* Start THE RECORDS *

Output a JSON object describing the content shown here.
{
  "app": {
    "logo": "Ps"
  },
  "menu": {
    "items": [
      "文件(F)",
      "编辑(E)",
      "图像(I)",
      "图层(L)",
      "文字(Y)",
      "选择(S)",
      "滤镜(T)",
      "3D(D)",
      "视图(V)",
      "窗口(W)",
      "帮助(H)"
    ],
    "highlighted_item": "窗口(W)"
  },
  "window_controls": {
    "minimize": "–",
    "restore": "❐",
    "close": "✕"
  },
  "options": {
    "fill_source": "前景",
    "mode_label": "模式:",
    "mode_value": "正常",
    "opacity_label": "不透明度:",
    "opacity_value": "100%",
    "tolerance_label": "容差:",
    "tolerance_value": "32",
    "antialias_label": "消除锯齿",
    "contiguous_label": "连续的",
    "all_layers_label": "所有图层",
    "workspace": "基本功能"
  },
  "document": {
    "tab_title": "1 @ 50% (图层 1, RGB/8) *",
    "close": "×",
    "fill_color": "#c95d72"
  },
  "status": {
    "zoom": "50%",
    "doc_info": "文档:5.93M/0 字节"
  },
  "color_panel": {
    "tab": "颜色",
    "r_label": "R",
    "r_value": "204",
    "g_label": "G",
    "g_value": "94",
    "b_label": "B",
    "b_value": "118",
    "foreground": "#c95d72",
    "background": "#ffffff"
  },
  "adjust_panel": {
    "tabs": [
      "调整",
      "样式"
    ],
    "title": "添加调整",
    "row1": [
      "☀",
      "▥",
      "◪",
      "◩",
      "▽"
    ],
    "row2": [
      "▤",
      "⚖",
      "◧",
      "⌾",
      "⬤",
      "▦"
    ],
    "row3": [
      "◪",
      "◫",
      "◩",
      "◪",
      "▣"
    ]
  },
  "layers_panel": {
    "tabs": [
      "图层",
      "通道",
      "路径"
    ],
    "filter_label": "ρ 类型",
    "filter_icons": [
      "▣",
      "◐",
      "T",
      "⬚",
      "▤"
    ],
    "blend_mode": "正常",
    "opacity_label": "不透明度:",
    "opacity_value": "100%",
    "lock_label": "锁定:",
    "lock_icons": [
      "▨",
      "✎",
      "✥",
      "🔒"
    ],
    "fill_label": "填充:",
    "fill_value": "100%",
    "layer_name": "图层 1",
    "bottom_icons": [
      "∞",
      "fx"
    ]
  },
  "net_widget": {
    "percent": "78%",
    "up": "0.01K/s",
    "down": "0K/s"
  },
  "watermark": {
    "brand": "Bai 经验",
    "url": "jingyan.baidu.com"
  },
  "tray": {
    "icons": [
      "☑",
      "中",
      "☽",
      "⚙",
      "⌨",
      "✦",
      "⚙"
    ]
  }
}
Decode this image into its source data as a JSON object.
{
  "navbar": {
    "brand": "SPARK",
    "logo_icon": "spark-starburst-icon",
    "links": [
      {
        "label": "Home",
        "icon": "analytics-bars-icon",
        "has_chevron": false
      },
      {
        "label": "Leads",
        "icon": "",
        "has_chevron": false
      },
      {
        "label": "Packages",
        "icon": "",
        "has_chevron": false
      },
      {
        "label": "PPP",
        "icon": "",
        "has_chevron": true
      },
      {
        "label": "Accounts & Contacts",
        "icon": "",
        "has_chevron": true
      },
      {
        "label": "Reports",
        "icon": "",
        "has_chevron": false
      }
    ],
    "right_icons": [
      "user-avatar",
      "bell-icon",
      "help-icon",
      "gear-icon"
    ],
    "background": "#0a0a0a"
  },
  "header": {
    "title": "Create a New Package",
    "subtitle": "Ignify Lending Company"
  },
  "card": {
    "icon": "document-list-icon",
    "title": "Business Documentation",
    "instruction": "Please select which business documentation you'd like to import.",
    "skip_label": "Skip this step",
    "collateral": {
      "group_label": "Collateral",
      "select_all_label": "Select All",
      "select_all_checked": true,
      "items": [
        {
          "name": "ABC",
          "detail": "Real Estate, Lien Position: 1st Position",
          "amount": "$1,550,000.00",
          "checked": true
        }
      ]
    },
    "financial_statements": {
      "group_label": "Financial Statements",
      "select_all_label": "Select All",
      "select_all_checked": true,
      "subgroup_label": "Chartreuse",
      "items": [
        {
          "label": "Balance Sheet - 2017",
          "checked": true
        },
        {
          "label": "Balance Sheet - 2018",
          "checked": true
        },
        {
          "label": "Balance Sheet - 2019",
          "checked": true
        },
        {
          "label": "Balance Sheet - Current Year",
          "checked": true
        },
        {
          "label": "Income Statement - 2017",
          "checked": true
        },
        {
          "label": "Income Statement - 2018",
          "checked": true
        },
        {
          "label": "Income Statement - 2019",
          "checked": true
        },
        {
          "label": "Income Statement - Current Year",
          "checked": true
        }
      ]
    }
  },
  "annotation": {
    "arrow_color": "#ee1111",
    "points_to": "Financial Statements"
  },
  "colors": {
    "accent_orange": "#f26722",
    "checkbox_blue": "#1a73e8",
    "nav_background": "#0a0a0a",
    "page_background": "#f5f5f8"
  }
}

* End THE RECORDS *

● **BRIEF**
Retype all of the entries precisely as they are.

● **ANSWER TO THE EXERCISE**
Output a JSON object describing the content shown here.
{
  "app": {
    "logo": "Ps"
  },
  "menu": {
    "items": [
      "文件(F)",
      "编辑(E)",
      "图像(I)",
      "图层(L)",
      "文字(Y)",
      "选择(S)",
      "滤镜(T)",
      "3D(D)",
      "视图(V)",
      "窗口(W)",
      "帮助(H)"
    ],
    "highlighted_item": "窗口(W)"
  },
  "window_controls": {
    "minimize": "–",
    "restore": "❐",
    "close": "✕"
  },
  "options": {
    "fill_source": "前景",
    "mode_label": "模式:",
    "mode_value": "正常",
    "opacity_label": "不透明度:",
    "opacity_value": "100%",
    "tolerance_label": "容差:",
    "tolerance_value": "32",
    "antialias_label": "消除锯齿",
    "contiguous_label": "连续的",
    "all_layers_label": "所有图层",
    "workspace": "基本功能"
  },
  "document": {
    "tab_title": "1 @ 50% (图层 1, RGB/8) *",
    "close": "×",
    "fill_color": "#c95d72"
  },
  "status": {
    "zoom": "50%",
    "doc_info": "文档:5.93M/0 字节"
  },
  "color_panel": {
    "tab": "颜色",
    "r_label": "R",
    "r_value": "204",
    "g_label": "G",
    "g_value": "94",
    "b_label": "B",
    "b_value": "118",
    "foreground": "#c95d72",
    "background": "#ffffff"
  },
  "adjust_panel": {
    "tabs": [
      "调整",
      "样式"
    ],
    "title": "添加调整",
    "row1": [
      "☀",
      "▥",
      "◪",
      "◩",
      "▽"
    ],
    "row2": [
      "▤",
      "⚖",
      "◧",
      "⌾",
      "⬤",
      "▦"
    ],
    "row3": [
      "◪",
      "◫",
      "◩",
      "◪",
      "▣"
    ]
  },
  "layers_panel": {
    "tabs": [
      "图层",
      "通道",
      "路径"
    ],
    "filter_label": "ρ 类型",
    "filter_icons": [
      "▣",
      "◐",
      "T",
      "⬚",
      "▤"
    ],
    "blend_mode": "正常",
    "opacity_label": "不透明度:",
    "opacity_value": "100%",
    "lock_label": "锁定:",
    "lock_icons": [
      "▨",
      "✎",
      "✥",
      "🔒"
    ],
    "fill_label": "填充:",
    "fill_value": "100%",
    "layer_name": "图层 1",
    "bottom_icons": [
      "∞",
      "fx"
    ]
  },
  "net_widget": {
    "percent": "78%",
    "up": "0.01K/s",
    "down": "0K/s"
  },
  "watermark": {
    "brand": "Bai 经验",
    "url": "jingyan.baidu.com"
  },
  "tray": {
    "icons": [
      "☑",
      "中",
      "☽",
      "⚙",
      "⌨",
      "✦",
      "⚙"
    ]
  }
}
Decode this image into its source data as a JSON object.
{
  "navbar": {
    "brand": "SPARK",
    "logo_icon": "spark-starburst-icon",
    "links": [
      {
        "label": "Home",
        "icon": "analytics-bars-icon",
        "has_chevron": false
      },
      {
        "label": "Leads",
        "icon": "",
        "has_chevron": false
      },
      {
        "label": "Packages",
        "icon": "",
        "has_chevron": false
      },
      {
        "label": "PPP",
        "icon": "",
        "has_chevron": true
      },
      {
        "label": "Accounts & Contacts",
        "icon": "",
        "has_chevron": true
      },
      {
        "label": "Reports",
        "icon": "",
        "has_chevron": false
      }
    ],
    "right_icons": [
      "user-avatar",
      "bell-icon",
      "help-icon",
      "gear-icon"
    ],
    "background": "#0a0a0a"
  },
  "header": {
    "title": "Create a New Package",
    "subtitle": "Ignify Lending Company"
  },
  "card": {
    "icon": "document-list-icon",
    "title": "Business Documentation",
    "instruction": "Please select which business documentation you'd like to import.",
    "skip_label": "Skip this step",
    "collateral": {
      "group_label": "Collateral",
      "select_all_label": "Select All",
      "select_all_checked": true,
      "items": [
        {
          "name": "ABC",
          "detail": "Real Estate, Lien Position: 1st Position",
          "amount": "$1,550,000.00",
          "checked": true
        }
      ]
    },
    "financial_statements": {
      "group_label": "Financial Statements",
      "select_all_label": "Select All",
      "select_all_checked": true,
      "subgroup_label": "Chartreuse",
      "items": [
        {
          "label": "Balance Sheet - 2017",
          "checked": true
        },
        {
          "label": "Balance Sheet - 2018",
          "checked": true
        },
        {
          "label": "Balance Sheet - 2019",
          "checked": true
        },
        {
          "label": "Balance Sheet - Current Year",
          "checked": true
        },
        {
          "label": "Income Statement - 2017",
          "checked": true
        },
        {
          "label": "Income Statement - 2018",
          "checked": true
        },
        {
          "label": "Income Statement - 2019",
          "checked": true
        },
        {
          "label": "Income Statement - Current Year",
          "checked": true
        }
      ]
    }
  },
  "annotation": {
    "arrow_color": "#ee1111",
    "points_to": "Financial Statements"
  },
  "colors": {
    "accent_orange": "#f26722",
    "checkbox_blue": "#1a73e8",
    "nav_background": "#0a0a0a",
    "page_background": "#f5f5f8"
  }
}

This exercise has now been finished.